Another Quiet Corner Vol. 32
女性ジャズ・ヴォーカリスト集『Floral Voices』リリース。
春本番、ぱっと花咲くような、
女性SSWの音楽を集めて。

(2014.04.02)
 
軽やかなジャズ・ヴォーカルのコンピレーション。

やっと東京には春一番が吹いて暖かい季節になりましたね。あっという間に桜の花も満開です。僕はいつも春になると、衣替えをするように、音楽も軽やかで心地よいものを聴きたくなります。そんな春のことを思いながら、少しずつ選曲していた一枚のコンピレーションがようやく完成しました。

クワイエット・コーナーがお贈りする第7弾のコンピレーションです。ぱっと花咲くような音楽を集めたので、タイトルは『Floral Voices』と名付けました。収録曲はすべて女性ヴォーカリストで、長年聴いてきたお気に入りから、ここ最近夢中になっている曲まで、18曲を慎重に選びました。意外ですが女性ジャズ・ヴォーカルだけのコンピは、今回が初めてです。以前からずっといつか作りたいと思っていた念願が叶いとてもうれしく思っています。またジャズ・ヴォーカルに関しては定評のあるビクターの作品なので、アーティストのラインナップを見ただけでわくわくする人もおおいのでは。こんな豪華なアーティストの共演でありながら、クワイエット・コーナーのファンのみなさんがニヤリとするような技あり選曲も心掛けました。

* * *

オープニングはカナダのエミリー・クレア・バーロウが歌う「Haven’t We Met」。ケニー・ランキンが書いた名曲のカヴァーで、きらきらと眩い光が射してくるような爽やかなヴァージョンです。この企画の第一段階から1曲目に入れることを決めていました。新しい出会いが訪れる季節に相応しい曲ではないでしょうか。8曲目にも彼女が歌うバート・バカラックの「Raindrops Keep Falling On My Head」のカヴァーを収めました。以前に作った『Come Rain Or Come Shine』には、現代のチェット・ベイカーと評されるリンカーン・ブライニーのヴァージョンを収録しましたが、やはりバカラックの曲はジャズとの相性の良さを感じさせます。そうそう、エミリーといえば、昨年、カナダのヴィブラフォン奏者のピーター・アップルヤードが同郷の女性ヴォーカルたちを迎えて録音した『Sophisticated Ladies』という作品に参加しているんです。ちなみに国内盤はMUZAKから発売されていて、ライナーノーツを書きました。機会があればぜひこちらも聴いてみてください。

- やること:
1) 『Floral Voices』の紹介文のうち、「(2014.04.02)」で始まり「ョンがようやく完成しました。」まで続く部分を、そのままもう一度書いてください。
2) 『Floral Voices』の紹介文を、最後の文のあとから続けて書いてください。

- データ一覧:
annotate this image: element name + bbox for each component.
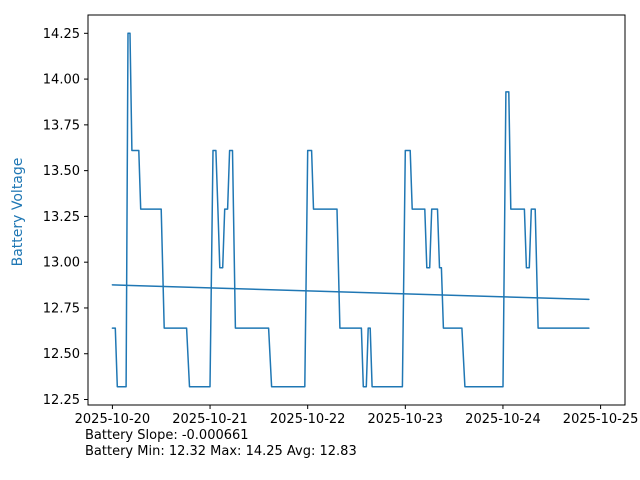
annotation-stats: Battery Min: 12.32 Max: 14.25 Avg: 12.83 [85, 444, 357, 459]
series-line-trend [111, 284, 590, 301]
y-tick-label: 12.25 [43, 393, 80, 408]
annotation-slope: Battery Slope: -0.000661 [85, 428, 249, 443]
x-tick-label: 2025-10-20 [75, 412, 151, 427]
series-line-battery_voltage [111, 32, 590, 388]
y-tick-label: 13.75 [43, 118, 80, 133]
y-tick-label: 13.25 [43, 210, 80, 225]
x-tick-label: 2025-10-21 [172, 412, 248, 427]
y-tick-label: 13.00 [43, 256, 80, 271]
y-axis-label: Battery Voltage [10, 158, 26, 267]
y-tick-label: 14.25 [43, 27, 80, 42]
y-tick-label: 12.75 [43, 301, 80, 316]
x-tick-label: 2025-10-24 [465, 412, 541, 427]
y-tick-label: 12.50 [43, 347, 80, 362]
x-tick-label: 2025-10-23 [368, 412, 444, 427]
plot-frame [87, 14, 626, 406]
x-tick-label: 2025-10-22 [270, 412, 346, 427]
y-tick-label: 14.00 [43, 73, 80, 88]
y-tick-label: 13.50 [43, 164, 80, 179]
x-tick-label: 2025-10-25 [563, 412, 639, 427]
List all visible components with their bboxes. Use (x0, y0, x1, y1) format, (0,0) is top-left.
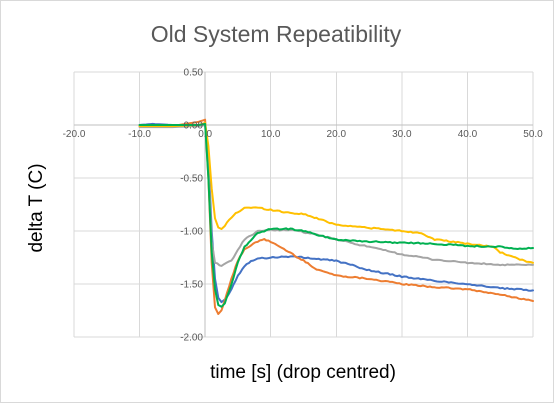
x-tick-label: 40.0 (458, 129, 478, 140)
x-tick-label: 20.0 (327, 129, 347, 140)
chart-title: Old System Repeatibility (151, 21, 402, 47)
y-tick-label: -1.50 (180, 280, 203, 291)
axes (74, 72, 533, 337)
y-axis-title: delta T (C) (26, 163, 47, 252)
y-tick-label: -0.50 (180, 174, 203, 185)
x-tick-label: 30.0 (392, 129, 412, 140)
y-tick-label: -2.00 (180, 333, 203, 344)
x-tick-label: 10.0 (261, 129, 281, 140)
series-line-5 (138, 122, 534, 308)
x-tick-label: 50.0 (523, 129, 543, 140)
y-axis-tick-labels: 0.50 0.00 -0.50 -1.00 -1.50 -2.00 (180, 68, 203, 344)
series-line-2 (138, 118, 534, 315)
x-axis-tick-labels: -20.0 -10.0 0.0 10.0 20.0 30.0 40.0 50.0 (63, 129, 544, 140)
x-tick-label: -10.0 (128, 129, 151, 140)
x-tick-label: 0.0 (198, 129, 212, 140)
y-tick-label: -1.00 (180, 227, 203, 238)
x-tick-label: -20.0 (63, 129, 86, 140)
gridlines (73, 71, 534, 338)
x-axis-title: time [s] (drop centred) (210, 362, 396, 383)
data-series (138, 118, 534, 315)
y-tick-label: 0.50 (184, 68, 204, 79)
y-tick-label: 0.00 (184, 121, 204, 132)
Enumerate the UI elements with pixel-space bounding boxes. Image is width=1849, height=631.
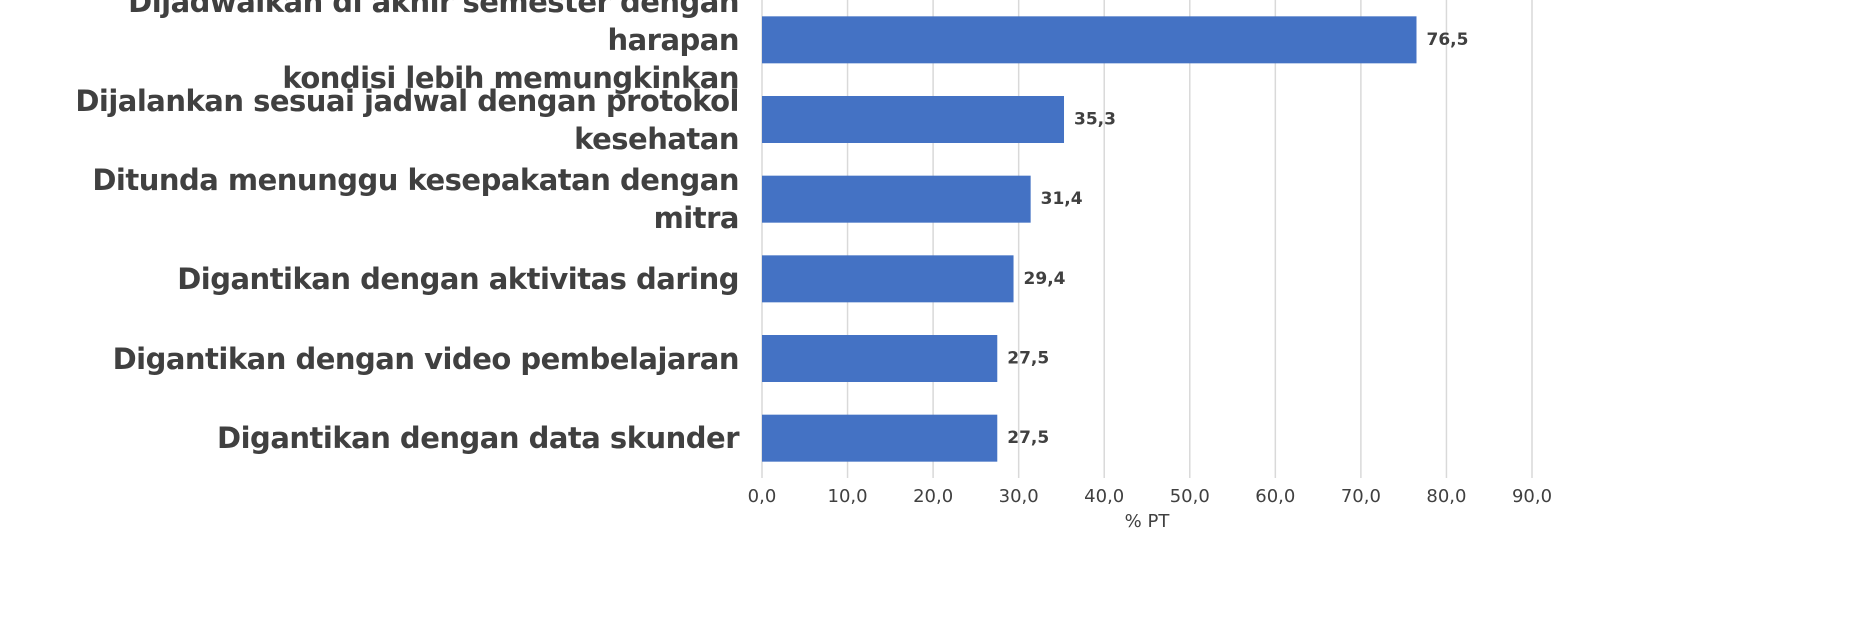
x-tick-label: 80,0: [1426, 486, 1466, 507]
value-label: 27,5: [1007, 349, 1049, 369]
category-label: Digantikan dengan aktivitas daring: [177, 261, 739, 296]
x-tick-label: 60,0: [1255, 486, 1295, 507]
value-label: 35,3: [1074, 110, 1116, 130]
x-tick-label: 20,0: [913, 486, 953, 507]
bar: [762, 414, 998, 462]
x-tick-label: 90,0: [1512, 486, 1552, 507]
x-tick-label: 40,0: [1084, 486, 1124, 507]
x-tick-label: 50,0: [1170, 486, 1210, 507]
x-tick-label: 30,0: [999, 486, 1039, 507]
category-label: Dijalankan sesuai jadwal dengan protokol…: [75, 83, 739, 156]
bar: [762, 335, 998, 382]
category-label: Digantikan dengan data skunder: [217, 421, 739, 456]
x-tick-label: 70,0: [1341, 486, 1381, 507]
value-label: 76,5: [1427, 30, 1469, 50]
category-label: Ditunda menunggu kesepakatan dengan mitr…: [92, 163, 739, 236]
x-tick-label: 0,0: [748, 486, 777, 507]
bar: [762, 96, 1065, 143]
category-label: Digantikan dengan video pembelajaran: [112, 341, 740, 376]
bar: [762, 255, 1014, 303]
bar: [762, 175, 1031, 223]
x-axis-label: % PT: [1125, 511, 1171, 532]
value-label: 29,4: [1024, 269, 1066, 289]
x-tick-label: 10,0: [828, 486, 868, 507]
bar: [762, 16, 1417, 64]
category-label: Dijadwalkan di akhir semester dengan har…: [128, 0, 739, 95]
value-label: 27,5: [1007, 428, 1049, 448]
value-label: 31,4: [1041, 189, 1083, 209]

- それぞれの答え:
1)
(2014.04.02)
 
軽やかなジャズ・ヴォーカルのコンピレーション。

やっと東京には春一番が吹いて暖かい季節になりましたね。あっという間に桜の花も満開です。僕はいつも春になると、衣替えをするように、音楽も軽やかで心地よいものを聴きたくなります。そんな春のことを思いながら、少しずつ選曲していた一枚のコンピレーションがようやく完成しました。

2)
続いて以前、このコラムでも紹介したことがあるヘイリー・ローレン(彼女から直筆の手紙をもらってファンになってしまいました)はスティーヴィー・ワンダーの「Happier Than The Morning Sun」と、ナット・キング・コールの「L-O-V-E」を選びました。「Happier Than The Morning Sun」といえば、すぐに思い出すのはニック・デカロが名作『Italian Graffiti』に収録したカヴァー・ヴァージョンです。僕もずいぶんジャズを聴いていますが、女性ジャズ・ヴォーカリストのカヴァーはとても珍しいのではないでしょうか。ヘイリーのステージを実際に観たときに、歌の上手さに驚いたことがあります。ポップスやボサノヴァの曲も見事に歌いこなせるのですが、“ジャジー”という一言で片づけるにはもったいない才能を持っていると思います。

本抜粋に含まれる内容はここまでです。